Figure dataset records:
/---

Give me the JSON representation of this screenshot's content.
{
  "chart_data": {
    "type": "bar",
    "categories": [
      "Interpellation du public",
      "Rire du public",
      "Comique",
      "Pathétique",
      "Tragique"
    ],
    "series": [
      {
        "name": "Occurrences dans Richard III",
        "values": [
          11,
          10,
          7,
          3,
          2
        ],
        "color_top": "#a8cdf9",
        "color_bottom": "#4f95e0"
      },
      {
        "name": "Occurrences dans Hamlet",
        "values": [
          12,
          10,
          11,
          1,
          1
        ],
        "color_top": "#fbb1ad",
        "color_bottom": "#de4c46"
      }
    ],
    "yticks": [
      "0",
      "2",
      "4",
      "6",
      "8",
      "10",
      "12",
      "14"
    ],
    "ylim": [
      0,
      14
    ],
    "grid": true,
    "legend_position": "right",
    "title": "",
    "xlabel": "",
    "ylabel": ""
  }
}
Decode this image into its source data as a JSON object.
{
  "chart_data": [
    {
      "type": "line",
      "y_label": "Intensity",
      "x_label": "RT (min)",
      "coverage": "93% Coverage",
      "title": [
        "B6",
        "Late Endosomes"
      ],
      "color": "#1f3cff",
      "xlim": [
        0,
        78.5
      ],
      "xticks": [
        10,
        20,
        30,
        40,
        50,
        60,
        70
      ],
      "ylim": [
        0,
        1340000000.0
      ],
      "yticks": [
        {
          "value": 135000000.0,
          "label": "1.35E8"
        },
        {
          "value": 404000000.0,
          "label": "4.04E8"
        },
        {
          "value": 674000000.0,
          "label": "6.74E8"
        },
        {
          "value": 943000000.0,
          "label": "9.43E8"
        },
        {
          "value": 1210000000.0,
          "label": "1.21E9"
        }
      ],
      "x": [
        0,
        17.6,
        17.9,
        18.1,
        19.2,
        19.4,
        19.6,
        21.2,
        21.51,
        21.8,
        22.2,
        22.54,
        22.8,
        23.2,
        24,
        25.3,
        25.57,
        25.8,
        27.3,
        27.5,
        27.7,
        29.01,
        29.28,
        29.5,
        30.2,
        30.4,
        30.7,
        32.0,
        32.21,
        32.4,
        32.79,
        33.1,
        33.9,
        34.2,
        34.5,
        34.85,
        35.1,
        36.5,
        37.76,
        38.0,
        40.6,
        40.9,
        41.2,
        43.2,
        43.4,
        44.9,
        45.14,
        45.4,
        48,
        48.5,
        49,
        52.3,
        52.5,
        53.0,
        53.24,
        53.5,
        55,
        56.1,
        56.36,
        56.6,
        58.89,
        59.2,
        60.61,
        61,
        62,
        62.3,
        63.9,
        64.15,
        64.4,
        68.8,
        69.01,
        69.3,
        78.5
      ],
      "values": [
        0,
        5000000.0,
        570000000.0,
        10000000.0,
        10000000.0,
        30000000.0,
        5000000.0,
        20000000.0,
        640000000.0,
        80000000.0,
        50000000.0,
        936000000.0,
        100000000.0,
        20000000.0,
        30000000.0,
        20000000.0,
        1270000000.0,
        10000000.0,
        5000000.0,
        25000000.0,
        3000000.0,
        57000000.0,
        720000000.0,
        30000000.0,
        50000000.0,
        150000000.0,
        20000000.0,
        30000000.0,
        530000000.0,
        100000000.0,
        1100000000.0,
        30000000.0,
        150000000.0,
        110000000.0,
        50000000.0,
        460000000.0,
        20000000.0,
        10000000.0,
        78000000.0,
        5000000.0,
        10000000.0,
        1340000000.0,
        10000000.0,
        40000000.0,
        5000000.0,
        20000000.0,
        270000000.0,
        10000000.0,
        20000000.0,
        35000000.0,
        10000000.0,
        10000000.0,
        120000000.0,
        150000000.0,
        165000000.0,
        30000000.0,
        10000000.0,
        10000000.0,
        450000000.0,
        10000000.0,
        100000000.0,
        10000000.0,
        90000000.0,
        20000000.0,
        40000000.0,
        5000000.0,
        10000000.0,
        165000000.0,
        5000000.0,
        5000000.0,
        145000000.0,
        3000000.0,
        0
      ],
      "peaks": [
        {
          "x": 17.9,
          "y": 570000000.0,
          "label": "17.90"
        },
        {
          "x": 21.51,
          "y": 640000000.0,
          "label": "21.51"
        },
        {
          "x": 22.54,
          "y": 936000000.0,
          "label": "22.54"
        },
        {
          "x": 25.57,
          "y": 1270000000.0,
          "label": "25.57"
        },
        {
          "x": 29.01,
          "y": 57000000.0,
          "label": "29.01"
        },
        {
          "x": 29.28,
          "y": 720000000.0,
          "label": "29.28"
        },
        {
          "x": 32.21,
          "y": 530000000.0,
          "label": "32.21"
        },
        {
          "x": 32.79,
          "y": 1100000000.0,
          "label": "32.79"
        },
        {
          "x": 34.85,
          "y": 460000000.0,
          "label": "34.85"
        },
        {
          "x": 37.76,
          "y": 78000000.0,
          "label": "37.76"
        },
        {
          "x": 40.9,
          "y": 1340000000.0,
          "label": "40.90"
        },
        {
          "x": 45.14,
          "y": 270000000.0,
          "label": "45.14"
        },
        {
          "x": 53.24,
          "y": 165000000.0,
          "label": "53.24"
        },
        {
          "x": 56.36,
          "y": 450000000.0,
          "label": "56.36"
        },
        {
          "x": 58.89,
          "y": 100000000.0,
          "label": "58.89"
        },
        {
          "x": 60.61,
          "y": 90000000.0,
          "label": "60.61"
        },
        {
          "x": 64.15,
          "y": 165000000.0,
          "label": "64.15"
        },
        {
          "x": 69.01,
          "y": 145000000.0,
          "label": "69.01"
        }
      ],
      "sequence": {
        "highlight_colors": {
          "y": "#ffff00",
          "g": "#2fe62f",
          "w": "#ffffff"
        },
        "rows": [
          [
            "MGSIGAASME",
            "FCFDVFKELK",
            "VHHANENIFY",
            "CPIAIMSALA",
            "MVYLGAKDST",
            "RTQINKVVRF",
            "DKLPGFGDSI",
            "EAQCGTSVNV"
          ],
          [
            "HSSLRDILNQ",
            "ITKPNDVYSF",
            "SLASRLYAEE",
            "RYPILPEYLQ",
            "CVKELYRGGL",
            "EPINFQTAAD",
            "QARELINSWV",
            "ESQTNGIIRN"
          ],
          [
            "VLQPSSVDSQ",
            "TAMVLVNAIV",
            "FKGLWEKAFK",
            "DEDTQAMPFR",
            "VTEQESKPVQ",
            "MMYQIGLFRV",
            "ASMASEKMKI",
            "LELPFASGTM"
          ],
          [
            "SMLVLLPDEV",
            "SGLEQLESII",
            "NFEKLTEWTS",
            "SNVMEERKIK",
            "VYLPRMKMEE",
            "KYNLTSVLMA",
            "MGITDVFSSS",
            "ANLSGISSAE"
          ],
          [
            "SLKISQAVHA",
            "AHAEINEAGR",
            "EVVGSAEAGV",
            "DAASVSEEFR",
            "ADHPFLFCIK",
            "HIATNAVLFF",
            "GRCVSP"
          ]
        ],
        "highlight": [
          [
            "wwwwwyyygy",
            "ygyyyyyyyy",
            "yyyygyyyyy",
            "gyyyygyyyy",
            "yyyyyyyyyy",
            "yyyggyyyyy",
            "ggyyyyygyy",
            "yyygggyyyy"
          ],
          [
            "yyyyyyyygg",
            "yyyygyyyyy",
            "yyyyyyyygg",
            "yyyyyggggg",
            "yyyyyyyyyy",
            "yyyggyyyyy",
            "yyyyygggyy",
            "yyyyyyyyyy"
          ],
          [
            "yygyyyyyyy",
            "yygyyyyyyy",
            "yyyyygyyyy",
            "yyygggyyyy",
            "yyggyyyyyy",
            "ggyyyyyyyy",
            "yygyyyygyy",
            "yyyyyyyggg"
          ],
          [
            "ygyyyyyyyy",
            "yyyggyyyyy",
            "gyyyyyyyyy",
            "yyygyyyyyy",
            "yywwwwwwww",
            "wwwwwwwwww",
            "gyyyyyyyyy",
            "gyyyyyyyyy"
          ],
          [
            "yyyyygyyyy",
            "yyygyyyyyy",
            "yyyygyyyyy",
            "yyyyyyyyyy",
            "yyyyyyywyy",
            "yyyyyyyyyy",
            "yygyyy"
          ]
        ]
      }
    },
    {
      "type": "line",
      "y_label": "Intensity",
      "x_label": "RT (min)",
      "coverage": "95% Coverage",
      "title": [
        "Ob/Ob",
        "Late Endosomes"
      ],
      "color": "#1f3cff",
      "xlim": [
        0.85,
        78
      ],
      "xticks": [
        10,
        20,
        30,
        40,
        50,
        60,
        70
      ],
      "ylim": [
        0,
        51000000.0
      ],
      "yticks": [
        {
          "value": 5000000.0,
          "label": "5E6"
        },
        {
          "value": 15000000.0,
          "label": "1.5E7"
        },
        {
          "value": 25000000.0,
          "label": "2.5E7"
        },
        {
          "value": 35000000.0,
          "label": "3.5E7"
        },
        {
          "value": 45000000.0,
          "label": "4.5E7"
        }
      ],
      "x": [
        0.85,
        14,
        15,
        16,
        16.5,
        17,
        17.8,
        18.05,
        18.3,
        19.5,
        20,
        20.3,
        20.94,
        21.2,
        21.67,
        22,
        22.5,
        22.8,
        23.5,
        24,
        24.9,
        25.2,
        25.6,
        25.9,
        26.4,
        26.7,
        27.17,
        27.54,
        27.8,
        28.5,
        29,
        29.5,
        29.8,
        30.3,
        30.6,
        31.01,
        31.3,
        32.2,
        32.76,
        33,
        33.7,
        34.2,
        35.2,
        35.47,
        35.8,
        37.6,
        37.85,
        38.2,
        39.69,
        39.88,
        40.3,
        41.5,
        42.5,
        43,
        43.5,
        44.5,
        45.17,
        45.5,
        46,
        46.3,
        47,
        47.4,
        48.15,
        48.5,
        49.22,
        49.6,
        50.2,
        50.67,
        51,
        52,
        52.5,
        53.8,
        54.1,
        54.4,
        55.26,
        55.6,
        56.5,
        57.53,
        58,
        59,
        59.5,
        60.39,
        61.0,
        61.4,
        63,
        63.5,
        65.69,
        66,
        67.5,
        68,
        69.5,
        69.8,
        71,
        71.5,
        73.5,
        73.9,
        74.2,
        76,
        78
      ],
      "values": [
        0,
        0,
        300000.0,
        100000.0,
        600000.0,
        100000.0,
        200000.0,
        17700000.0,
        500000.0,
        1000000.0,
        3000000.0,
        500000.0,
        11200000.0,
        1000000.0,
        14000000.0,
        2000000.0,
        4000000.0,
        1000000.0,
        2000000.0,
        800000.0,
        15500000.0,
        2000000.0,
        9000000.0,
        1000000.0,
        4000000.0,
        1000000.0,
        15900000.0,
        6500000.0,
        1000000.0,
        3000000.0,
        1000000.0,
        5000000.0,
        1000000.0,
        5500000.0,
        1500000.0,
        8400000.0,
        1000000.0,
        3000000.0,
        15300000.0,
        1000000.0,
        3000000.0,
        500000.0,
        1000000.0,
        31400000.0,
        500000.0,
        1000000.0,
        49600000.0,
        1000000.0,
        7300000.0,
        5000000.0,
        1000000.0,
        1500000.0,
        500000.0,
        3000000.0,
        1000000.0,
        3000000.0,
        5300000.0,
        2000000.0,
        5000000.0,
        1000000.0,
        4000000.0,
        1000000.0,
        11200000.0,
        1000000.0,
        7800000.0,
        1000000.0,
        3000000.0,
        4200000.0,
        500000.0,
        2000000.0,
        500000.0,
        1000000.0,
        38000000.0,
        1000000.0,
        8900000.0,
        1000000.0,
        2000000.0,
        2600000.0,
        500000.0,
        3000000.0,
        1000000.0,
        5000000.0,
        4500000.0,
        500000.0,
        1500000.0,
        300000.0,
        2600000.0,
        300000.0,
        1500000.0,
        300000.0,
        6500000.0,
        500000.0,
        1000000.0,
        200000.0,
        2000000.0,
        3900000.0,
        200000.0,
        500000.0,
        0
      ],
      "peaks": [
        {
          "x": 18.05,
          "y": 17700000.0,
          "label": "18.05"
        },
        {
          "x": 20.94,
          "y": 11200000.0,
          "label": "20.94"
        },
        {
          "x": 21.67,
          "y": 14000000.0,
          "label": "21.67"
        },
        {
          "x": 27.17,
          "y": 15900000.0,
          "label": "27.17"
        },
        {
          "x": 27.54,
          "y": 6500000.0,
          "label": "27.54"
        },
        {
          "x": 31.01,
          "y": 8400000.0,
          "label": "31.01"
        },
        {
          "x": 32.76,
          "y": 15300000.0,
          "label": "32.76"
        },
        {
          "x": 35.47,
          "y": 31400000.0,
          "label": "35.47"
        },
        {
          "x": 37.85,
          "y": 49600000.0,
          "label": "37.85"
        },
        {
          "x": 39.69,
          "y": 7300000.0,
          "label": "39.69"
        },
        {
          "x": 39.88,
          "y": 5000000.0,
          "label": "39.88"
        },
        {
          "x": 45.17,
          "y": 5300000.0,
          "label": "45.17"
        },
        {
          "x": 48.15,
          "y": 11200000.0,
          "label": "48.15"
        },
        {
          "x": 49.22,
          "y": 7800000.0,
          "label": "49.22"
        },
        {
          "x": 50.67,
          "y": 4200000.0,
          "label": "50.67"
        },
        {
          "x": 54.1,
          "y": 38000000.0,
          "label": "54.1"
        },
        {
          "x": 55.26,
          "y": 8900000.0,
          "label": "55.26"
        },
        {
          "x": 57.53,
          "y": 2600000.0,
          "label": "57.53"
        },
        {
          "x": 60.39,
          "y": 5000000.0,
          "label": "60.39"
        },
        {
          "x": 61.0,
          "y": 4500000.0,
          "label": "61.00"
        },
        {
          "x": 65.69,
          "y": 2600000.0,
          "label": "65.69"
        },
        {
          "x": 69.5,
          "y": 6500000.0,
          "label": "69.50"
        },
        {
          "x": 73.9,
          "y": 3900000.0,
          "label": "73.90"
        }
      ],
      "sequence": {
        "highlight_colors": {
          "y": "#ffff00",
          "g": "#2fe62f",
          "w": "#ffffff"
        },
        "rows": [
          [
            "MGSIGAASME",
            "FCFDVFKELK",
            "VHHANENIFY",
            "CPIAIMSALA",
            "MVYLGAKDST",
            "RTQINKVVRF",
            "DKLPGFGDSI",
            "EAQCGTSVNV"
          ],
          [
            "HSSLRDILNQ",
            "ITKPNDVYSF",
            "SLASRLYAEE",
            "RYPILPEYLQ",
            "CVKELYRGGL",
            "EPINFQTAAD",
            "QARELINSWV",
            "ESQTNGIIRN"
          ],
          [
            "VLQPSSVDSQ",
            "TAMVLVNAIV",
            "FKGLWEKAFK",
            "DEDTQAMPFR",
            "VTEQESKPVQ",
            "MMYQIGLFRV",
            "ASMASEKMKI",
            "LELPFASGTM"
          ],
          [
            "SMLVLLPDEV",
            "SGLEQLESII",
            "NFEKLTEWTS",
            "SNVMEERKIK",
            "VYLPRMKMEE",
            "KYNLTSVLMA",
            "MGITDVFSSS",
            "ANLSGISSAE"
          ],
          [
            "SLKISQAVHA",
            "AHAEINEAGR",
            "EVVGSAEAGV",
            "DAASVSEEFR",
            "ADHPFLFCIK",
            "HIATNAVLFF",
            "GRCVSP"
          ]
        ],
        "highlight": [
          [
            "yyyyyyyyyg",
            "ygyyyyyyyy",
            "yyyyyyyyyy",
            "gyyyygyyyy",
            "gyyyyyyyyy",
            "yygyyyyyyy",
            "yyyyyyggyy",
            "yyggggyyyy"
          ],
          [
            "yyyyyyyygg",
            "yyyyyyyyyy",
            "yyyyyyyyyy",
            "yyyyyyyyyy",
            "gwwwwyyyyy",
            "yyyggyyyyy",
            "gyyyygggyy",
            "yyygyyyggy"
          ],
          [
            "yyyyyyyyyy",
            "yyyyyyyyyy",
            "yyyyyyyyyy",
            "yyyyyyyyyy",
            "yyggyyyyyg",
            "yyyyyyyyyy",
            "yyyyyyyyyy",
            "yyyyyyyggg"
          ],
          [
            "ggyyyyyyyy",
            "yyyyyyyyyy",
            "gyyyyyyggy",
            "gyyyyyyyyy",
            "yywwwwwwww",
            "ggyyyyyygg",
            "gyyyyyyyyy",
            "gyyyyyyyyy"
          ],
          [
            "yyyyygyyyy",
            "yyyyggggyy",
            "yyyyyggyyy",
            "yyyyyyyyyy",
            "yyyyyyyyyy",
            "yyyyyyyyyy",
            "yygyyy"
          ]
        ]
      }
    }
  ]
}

\---

**PROBLEM**. Copy out each line of the material that holds the word "JSON".

**COMPLETE ANSWER**.
Give me the JSON representation of this screenshot's content.
Decode this image into its source data as a JSON object.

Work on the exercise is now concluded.